Task details ▸
Word for word, retype every entry in the listing.

Input for this task ▸
** start **

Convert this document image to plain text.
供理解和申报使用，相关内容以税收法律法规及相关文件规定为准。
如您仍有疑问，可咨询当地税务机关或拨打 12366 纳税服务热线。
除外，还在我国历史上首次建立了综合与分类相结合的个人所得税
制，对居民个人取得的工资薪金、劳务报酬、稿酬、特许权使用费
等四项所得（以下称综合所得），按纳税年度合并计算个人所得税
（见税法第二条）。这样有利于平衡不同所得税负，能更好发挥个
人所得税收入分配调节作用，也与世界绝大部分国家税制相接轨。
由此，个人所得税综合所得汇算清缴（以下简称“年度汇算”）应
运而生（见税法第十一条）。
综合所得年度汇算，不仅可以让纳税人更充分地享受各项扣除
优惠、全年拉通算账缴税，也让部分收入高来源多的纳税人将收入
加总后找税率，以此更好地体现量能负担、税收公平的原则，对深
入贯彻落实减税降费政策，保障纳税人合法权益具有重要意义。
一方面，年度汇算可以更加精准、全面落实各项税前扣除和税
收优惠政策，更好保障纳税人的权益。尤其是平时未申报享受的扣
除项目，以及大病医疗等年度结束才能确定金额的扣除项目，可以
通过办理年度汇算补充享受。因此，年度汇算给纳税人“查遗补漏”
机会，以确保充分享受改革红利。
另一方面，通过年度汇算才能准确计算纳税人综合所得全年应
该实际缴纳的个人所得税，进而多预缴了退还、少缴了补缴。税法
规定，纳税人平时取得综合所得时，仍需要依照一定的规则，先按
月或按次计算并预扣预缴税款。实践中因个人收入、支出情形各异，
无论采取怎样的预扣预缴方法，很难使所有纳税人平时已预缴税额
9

** end **

Answer below ▸
Convert this document image to plain text.
供理解和申报使用，相关内容以税收法律法规及相关文件规定为准。
如您仍有疑问，可咨询当地税务机关或拨打 12366 纳税服务热线。
除外，还在我国历史上首次建立了综合与分类相结合的个人所得税
制，对居民个人取得的工资薪金、劳务报酬、稿酬、特许权使用费
等四项所得（以下称综合所得），按纳税年度合并计算个人所得税
（见税法第二条）。这样有利于平衡不同所得税负，能更好发挥个
人所得税收入分配调节作用，也与世界绝大部分国家税制相接轨。
由此，个人所得税综合所得汇算清缴（以下简称“年度汇算”）应
运而生（见税法第十一条）。
综合所得年度汇算，不仅可以让纳税人更充分地享受各项扣除
优惠、全年拉通算账缴税，也让部分收入高来源多的纳税人将收入
加总后找税率，以此更好地体现量能负担、税收公平的原则，对深
入贯彻落实减税降费政策，保障纳税人合法权益具有重要意义。
一方面，年度汇算可以更加精准、全面落实各项税前扣除和税
收优惠政策，更好保障纳税人的权益。尤其是平时未申报享受的扣
除项目，以及大病医疗等年度结束才能确定金额的扣除项目，可以
通过办理年度汇算补充享受。因此，年度汇算给纳税人“查遗补漏”
机会，以确保充分享受改革红利。
另一方面，通过年度汇算才能准确计算纳税人综合所得全年应
该实际缴纳的个人所得税，进而多预缴了退还、少缴了补缴。税法
规定，纳税人平时取得综合所得时，仍需要依照一定的规则，先按
月或按次计算并预扣预缴税款。实践中因个人收入、支出情形各异，
无论采取怎样的预扣预缴方法，很难使所有纳税人平时已预缴税额
9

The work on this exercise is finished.